* Begin *

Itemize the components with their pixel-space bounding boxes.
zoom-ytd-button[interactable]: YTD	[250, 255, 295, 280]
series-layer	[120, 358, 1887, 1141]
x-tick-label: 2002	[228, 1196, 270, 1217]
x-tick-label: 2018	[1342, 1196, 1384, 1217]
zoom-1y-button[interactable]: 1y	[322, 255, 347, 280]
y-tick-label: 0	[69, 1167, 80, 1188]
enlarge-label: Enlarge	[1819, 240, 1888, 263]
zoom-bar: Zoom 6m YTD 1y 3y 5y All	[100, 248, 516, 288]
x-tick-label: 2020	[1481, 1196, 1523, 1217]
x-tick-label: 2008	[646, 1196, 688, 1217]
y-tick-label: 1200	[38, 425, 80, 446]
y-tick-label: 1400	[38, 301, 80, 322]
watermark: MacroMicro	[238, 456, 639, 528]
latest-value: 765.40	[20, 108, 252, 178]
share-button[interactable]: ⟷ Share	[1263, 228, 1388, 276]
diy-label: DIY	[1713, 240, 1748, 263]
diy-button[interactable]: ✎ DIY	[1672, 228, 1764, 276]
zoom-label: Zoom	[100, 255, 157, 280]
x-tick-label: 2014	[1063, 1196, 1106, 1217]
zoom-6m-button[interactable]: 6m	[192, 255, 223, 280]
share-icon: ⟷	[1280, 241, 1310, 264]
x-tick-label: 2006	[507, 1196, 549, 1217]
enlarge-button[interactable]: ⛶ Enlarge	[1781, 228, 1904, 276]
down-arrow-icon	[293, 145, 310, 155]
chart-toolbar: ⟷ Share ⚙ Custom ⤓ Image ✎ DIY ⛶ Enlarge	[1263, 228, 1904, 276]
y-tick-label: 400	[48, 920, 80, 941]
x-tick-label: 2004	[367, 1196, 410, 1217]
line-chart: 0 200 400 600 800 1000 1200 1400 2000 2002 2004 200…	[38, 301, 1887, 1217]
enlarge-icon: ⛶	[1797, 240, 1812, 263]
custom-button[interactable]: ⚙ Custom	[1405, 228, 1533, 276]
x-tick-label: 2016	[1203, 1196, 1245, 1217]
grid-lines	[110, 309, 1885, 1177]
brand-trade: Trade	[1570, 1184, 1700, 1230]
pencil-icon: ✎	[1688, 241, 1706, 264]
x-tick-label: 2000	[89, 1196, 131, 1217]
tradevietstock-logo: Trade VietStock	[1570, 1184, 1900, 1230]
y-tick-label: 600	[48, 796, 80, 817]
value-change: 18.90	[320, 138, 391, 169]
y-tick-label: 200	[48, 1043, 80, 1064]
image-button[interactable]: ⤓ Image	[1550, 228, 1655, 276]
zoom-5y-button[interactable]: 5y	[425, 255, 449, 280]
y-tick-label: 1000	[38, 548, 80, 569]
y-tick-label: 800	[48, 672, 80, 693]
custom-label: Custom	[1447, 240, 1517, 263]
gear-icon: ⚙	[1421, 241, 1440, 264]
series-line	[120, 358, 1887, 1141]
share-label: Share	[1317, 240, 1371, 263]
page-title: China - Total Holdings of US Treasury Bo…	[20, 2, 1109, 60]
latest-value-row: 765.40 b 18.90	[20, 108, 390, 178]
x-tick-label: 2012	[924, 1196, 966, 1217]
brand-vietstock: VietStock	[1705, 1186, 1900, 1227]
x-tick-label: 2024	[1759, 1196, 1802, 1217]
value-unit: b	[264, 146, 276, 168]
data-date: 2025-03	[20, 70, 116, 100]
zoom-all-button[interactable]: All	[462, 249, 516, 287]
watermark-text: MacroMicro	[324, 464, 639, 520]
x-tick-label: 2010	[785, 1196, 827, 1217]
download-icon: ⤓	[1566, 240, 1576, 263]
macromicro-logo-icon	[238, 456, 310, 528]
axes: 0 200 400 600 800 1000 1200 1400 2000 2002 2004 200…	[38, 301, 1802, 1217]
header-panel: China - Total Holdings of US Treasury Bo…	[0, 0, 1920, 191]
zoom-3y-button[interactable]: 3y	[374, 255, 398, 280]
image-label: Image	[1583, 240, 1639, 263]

* End *

◆ **What is needed**: Please format every line of the listing above as a JSON list of strings, one string per line, leaving out any blank lines.

◆ **Task response**:
[
  "Itemize the components with their pixel-space bounding boxes.",
  "zoom-ytd-button[interactable]: YTD\t[250, 255, 295, 280]",
  "series-layer\t[120, 358, 1887, 1141]",
  "x-tick-label: 2002\t[228, 1196, 270, 1217]",
  "x-tick-label: 2018\t[1342, 1196, 1384, 1217]",
  "zoom-1y-button[interactable]: 1y\t[322, 255, 347, 280]",
  "y-tick-label: 0\t[69, 1167, 80, 1188]",
  "enlarge-label: Enlarge\t[1819, 240, 1888, 263]",
  "zoom-bar: Zoom 6m YTD 1y 3y 5y All\t[100, 248, 516, 288]",
  "x-tick-label: 2020\t[1481, 1196, 1523, 1217]",
  "x-tick-label: 2008\t[646, 1196, 688, 1217]",
  "y-tick-label: 1200\t[38, 425, 80, 446]",
  "y-tick-label: 1400\t[38, 301, 80, 322]",
  "watermark: MacroMicro\t[238, 456, 639, 528]",
  "latest-value: 765.40\t[20, 108, 252, 178]",
  "share-button[interactable]: ⟷ Share\t[1263, 228, 1388, 276]",
  "diy-label: DIY\t[1713, 240, 1748, 263]",
  "diy-button[interactable]: ✎ DIY\t[1672, 228, 1764, 276]",
  "zoom-label: Zoom\t[100, 255, 157, 280]",
  "x-tick-label: 2014\t[1063, 1196, 1106, 1217]",
  "zoom-6m-button[interactable]: 6m\t[192, 255, 223, 280]",
  "share-icon: ⟷\t[1280, 241, 1310, 264]",
  "x-tick-label: 2006\t[507, 1196, 549, 1217]",
  "enlarge-button[interactable]: ⛶ Enlarge\t[1781, 228, 1904, 276]",
  "down-arrow-icon\t[293, 145, 310, 155]",
  "chart-toolbar: ⟷ Share ⚙ Custom ⤓ Image ✎ DIY ⛶ Enlarge\t[1263, 228, 1904, 276]",
  "y-tick-label: 400\t[48, 920, 80, 941]",
  "x-tick-label: 2004\t[367, 1196, 410, 1217]",
  "line-chart: 0 200 400 600 800 1000 1200 1400 2000 2002 2004 200…\t[38, 301, 1887, 1217]",
  "enlarge-icon: ⛶\t[1797, 240, 1812, 263]",
  "custom-button[interactable]: ⚙ Custom\t[1405, 228, 1533, 276]",
  "x-tick-label: 2016\t[1203, 1196, 1245, 1217]",
  "grid-lines\t[110, 309, 1885, 1177]",
  "brand-trade: Trade\t[1570, 1184, 1700, 1230]",
  "pencil-icon: ✎\t[1688, 241, 1706, 264]",
  "x-tick-label: 2000\t[89, 1196, 131, 1217]",
  "tradevietstock-logo: Trade VietStock\t[1570, 1184, 1900, 1230]",
  "y-tick-label: 600\t[48, 796, 80, 817]",
  "value-change: 18.90\t[320, 138, 391, 169]",
  "y-tick-label: 200\t[48, 1043, 80, 1064]",
  "image-button[interactable]: ⤓ Image\t[1550, 228, 1655, 276]",
  "zoom-5y-button[interactable]: 5y\t[425, 255, 449, 280]",
  "y-tick-label: 1000\t[38, 548, 80, 569]",
  "y-tick-label: 800\t[48, 672, 80, 693]",
  "custom-label: Custom\t[1447, 240, 1517, 263]",
  "gear-icon: ⚙\t[1421, 241, 1440, 264]",
  "series-line\t[120, 358, 1887, 1141]",
  "share-label: Share\t[1317, 240, 1371, 263]",
  "page-title: China - Total Holdings of US Treasury Bo…\t[20, 2, 1109, 60]",
  "latest-value-row: 765.40 b 18.90\t[20, 108, 390, 178]",
  "x-tick-label: 2012\t[924, 1196, 966, 1217]",
  "brand-vietstock: VietStock\t[1705, 1186, 1900, 1227]",
  "x-tick-label: 2024\t[1759, 1196, 1802, 1217]",
  "value-unit: b\t[264, 146, 276, 168]",
  "data-date: 2025-03\t[20, 70, 116, 100]",
  "zoom-all-button[interactable]: All\t[462, 249, 516, 287]",
  "watermark-text: MacroMicro\t[324, 464, 639, 520]",
  "x-tick-label: 2010\t[785, 1196, 827, 1217]",
  "download-icon: ⤓\t[1566, 240, 1576, 263]",
  "macromicro-logo-icon\t[238, 456, 310, 528]",
  "axes: 0 200 400 600 800 1000 1200 1400 2000 2002 2004 200…\t[38, 301, 1802, 1217]",
  "header-panel: China - Total Holdings of US Treasury Bo…\t[0, 0, 1920, 191]",
  "zoom-3y-button[interactable]: 3y\t[374, 255, 398, 280]",
  "image-label: Image\t[1583, 240, 1639, 263]"
]